EXERCISE OBJECTIVE: An exact copy of every record below is needed, with all pictures removed.

· · · · ·

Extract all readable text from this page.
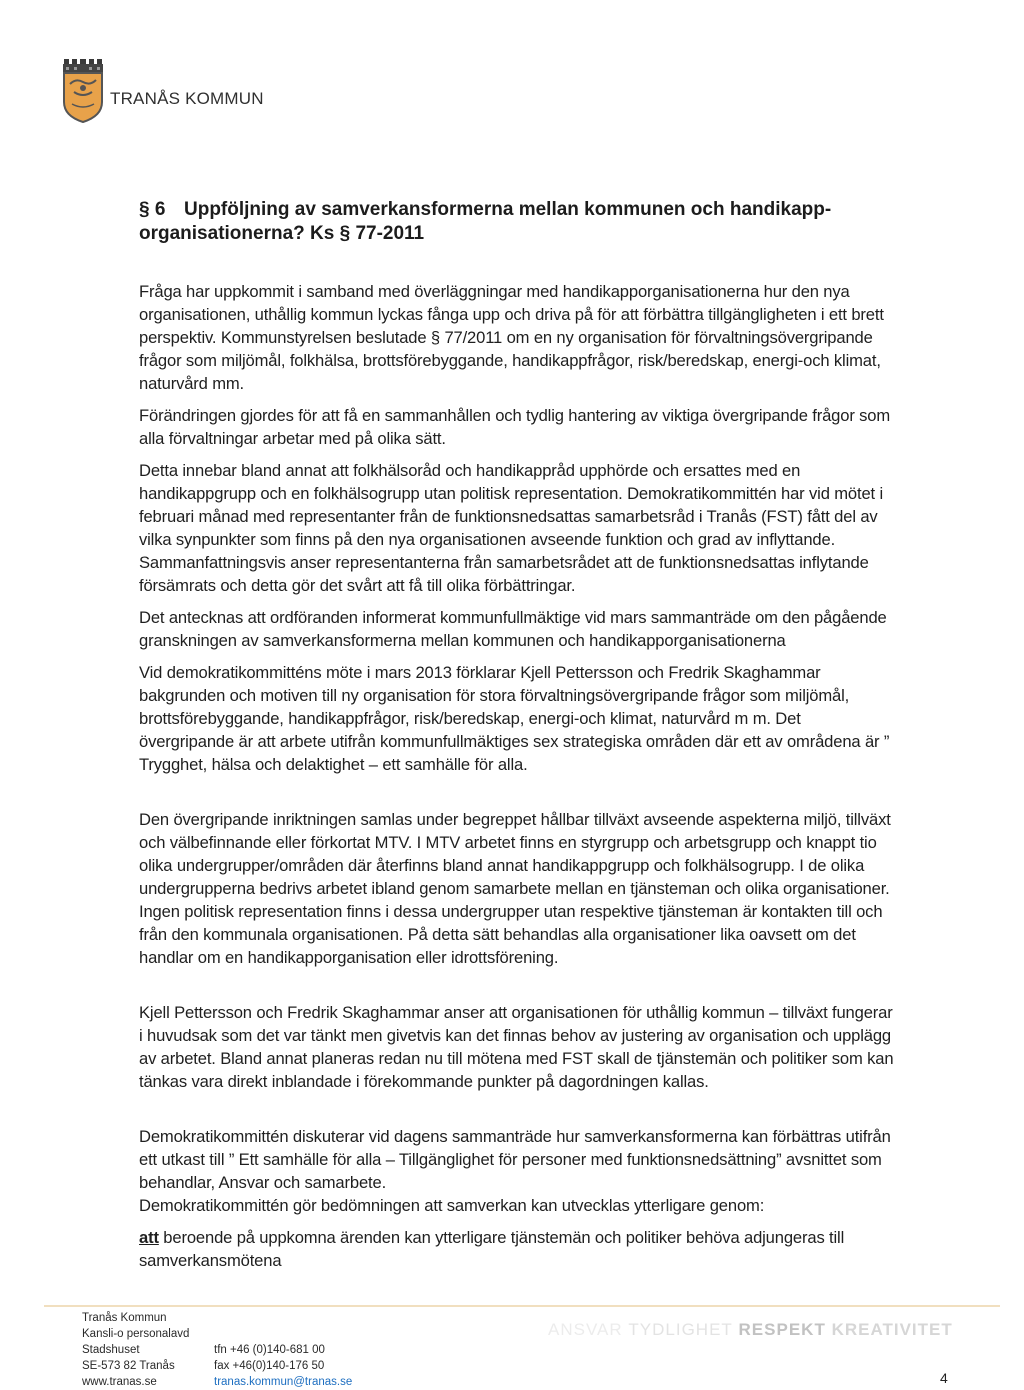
TRANÅS KOMMUN
§ 6 Uppföljning av samverkansformerna mellan kommunen och handikapp-organisationerna? Ks § 77-2011

Fråga har uppkommit i samband med överläggningar med handikapporganisationerna hur den nya organisationen, uthållig kommun lyckas fånga upp och driva på för att förbättra tillgängligheten i ett brett perspektiv. Kommunstyrelsen beslutade § 77/2011 om en ny organisation för förvaltningsövergripande frågor som miljömål, folkhälsa, brottsförebyggande, handikappfrågor, risk/beredskap, energi-och klimat, naturvård mm.

Förändringen gjordes för att få en sammanhållen och tydlig hantering av viktiga övergripande frågor som alla förvaltningar arbetar med på olika sätt.

Detta innebar bland annat att folkhälsoråd och handikappråd upphörde och ersattes med en handikappgrupp och en folkhälsogrupp utan politisk representation. Demokratikommittén har vid mötet i februari månad med representanter från de funktionsnedsattas samarbetsråd i Tranås (FST) fått del av vilka synpunkter som finns på den nya organisationen avseende funktion och grad av inflyttande. Sammanfattningsvis anser representanterna från samarbetsrådet att de funktionsnedsattas inflytande försämrats och detta gör det svårt att få till olika förbättringar.

Det antecknas att ordföranden informerat kommunfullmäktige vid mars sammanträde om den pågående granskningen av samverkansformerna mellan kommunen och handikapporganisationerna

Vid demokratikommitténs möte i mars 2013 förklarar Kjell Pettersson och Fredrik Skaghammar bakgrunden och motiven till ny organisation för stora förvaltningsövergripande frågor som miljömål, brottsförebyggande, handikappfrågor, risk/beredskap, energi-och klimat, naturvård m m. Det övergripande är att arbete utifrån kommunfullmäktiges sex strategiska områden där ett av områdena är ” Trygghet, hälsa och delaktighet – ett samhälle för alla.

Den övergripande inriktningen samlas under begreppet hållbar tillväxt avseende aspekterna miljö, tillväxt och välbefinnande eller förkortat MTV. I MTV arbetet finns en styrgrupp och arbetsgrupp och knappt tio olika undergrupper/områden där återfinns bland annat handikappgrupp och folkhälsogrupp. I de olika undergrupperna bedrivs arbetet ibland genom samarbete mellan en tjänsteman och olika organisationer. Ingen politisk representation finns i dessa undergrupper utan respektive tjänsteman är kontakten till och från den kommunala organisationen. På detta sätt behandlas alla organisationer lika oavsett om det handlar om en handikapporganisation eller idrottsförening.

Kjell Pettersson och Fredrik Skaghammar anser att organisationen för uthållig kommun – tillväxt fungerar i huvudsak som det var tänkt men givetvis kan det finnas behov av justering av organisation och upplägg av arbetet. Bland annat planeras redan nu till mötena med FST skall de tjänstemän och politiker som kan tänkas vara direkt inblandade i förekommande punkter på dagordningen kallas.

Demokratikommittén diskuterar vid dagens sammanträde hur samverkansformerna kan förbättras utifrån ett utkast till ” Ett samhälle för alla – Tillgänglighet för personer med funktionsnedsättning” avsnittet som behandlar, Ansvar och samarbete.

Demokratikommittén gör bedömningen att samverkan kan utvecklas ytterligare genom:

att beroende på uppkomna ärenden kan ytterligare tjänstemän och politiker behöva adjungeras till samverkansmötena

Tranås Kommun
Kansli-o personalavd
Stadshuset
SE-573 82 Tranås
www.tranas.se
tfn +46 (0)140-681 00
fax +46(0)140-176 50
tranas.kommun@tranas.se
ANSVAR TYDLIGHET RESPEKT KREATIVITET
4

· · · · ·

RESULT FOR THIS EXERCISE:
Extract all readable text from this page.
TRANÅS KOMMUN
§ 6 Uppföljning av samverkansformerna mellan kommunen och handikapp-organisationerna? Ks § 77-2011

Fråga har uppkommit i samband med överläggningar med handikapporganisationerna hur den nya organisationen, uthållig kommun lyckas fånga upp och driva på för att förbättra tillgängligheten i ett brett perspektiv. Kommunstyrelsen beslutade § 77/2011 om en ny organisation för förvaltningsövergripande frågor som miljömål, folkhälsa, brottsförebyggande, handikappfrågor, risk/beredskap, energi-och klimat, naturvård mm.

Förändringen gjordes för att få en sammanhållen och tydlig hantering av viktiga övergripande frågor som alla förvaltningar arbetar med på olika sätt.

Detta innebar bland annat att folkhälsoråd och handikappråd upphörde och ersattes med en handikappgrupp och en folkhälsogrupp utan politisk representation. Demokratikommittén har vid mötet i februari månad med representanter från de funktionsnedsattas samarbetsråd i Tranås (FST) fått del av vilka synpunkter som finns på den nya organisationen avseende funktion och grad av inflyttande. Sammanfattningsvis anser representanterna från samarbetsrådet att de funktionsnedsattas inflytande försämrats och detta gör det svårt att få till olika förbättringar.

Det antecknas att ordföranden informerat kommunfullmäktige vid mars sammanträde om den pågående granskningen av samverkansformerna mellan kommunen och handikapporganisationerna

Vid demokratikommitténs möte i mars 2013 förklarar Kjell Pettersson och Fredrik Skaghammar bakgrunden och motiven till ny organisation för stora förvaltningsövergripande frågor som miljömål, brottsförebyggande, handikappfrågor, risk/beredskap, energi-och klimat, naturvård m m. Det övergripande är att arbete utifrån kommunfullmäktiges sex strategiska områden där ett av områdena är ” Trygghet, hälsa och delaktighet – ett samhälle för alla.

Den övergripande inriktningen samlas under begreppet hållbar tillväxt avseende aspekterna miljö, tillväxt och välbefinnande eller förkortat MTV. I MTV arbetet finns en styrgrupp och arbetsgrupp och knappt tio olika undergrupper/områden där återfinns bland annat handikappgrupp och folkhälsogrupp. I de olika undergrupperna bedrivs arbetet ibland genom samarbete mellan en tjänsteman och olika organisationer. Ingen politisk representation finns i dessa undergrupper utan respektive tjänsteman är kontakten till och från den kommunala organisationen. På detta sätt behandlas alla organisationer lika oavsett om det handlar om en handikapporganisation eller idrottsförening.

Kjell Pettersson och Fredrik Skaghammar anser att organisationen för uthållig kommun – tillväxt fungerar i huvudsak som det var tänkt men givetvis kan det finnas behov av justering av organisation och upplägg av arbetet. Bland annat planeras redan nu till mötena med FST skall de tjänstemän och politiker som kan tänkas vara direkt inblandade i förekommande punkter på dagordningen kallas.

Demokratikommittén diskuterar vid dagens sammanträde hur samverkansformerna kan förbättras utifrån ett utkast till ” Ett samhälle för alla – Tillgänglighet för personer med funktionsnedsättning” avsnittet som behandlar, Ansvar och samarbete.

Demokratikommittén gör bedömningen att samverkan kan utvecklas ytterligare genom:

att beroende på uppkomna ärenden kan ytterligare tjänstemän och politiker behöva adjungeras till samverkansmötena

Tranås Kommun
Kansli-o personalavd
Stadshuset
SE-573 82 Tranås
www.tranas.se
tfn +46 (0)140-681 00
fax +46(0)140-176 50
tranas.kommun@tranas.se
ANSVAR TYDLIGHET RESPEKT KREATIVITET
4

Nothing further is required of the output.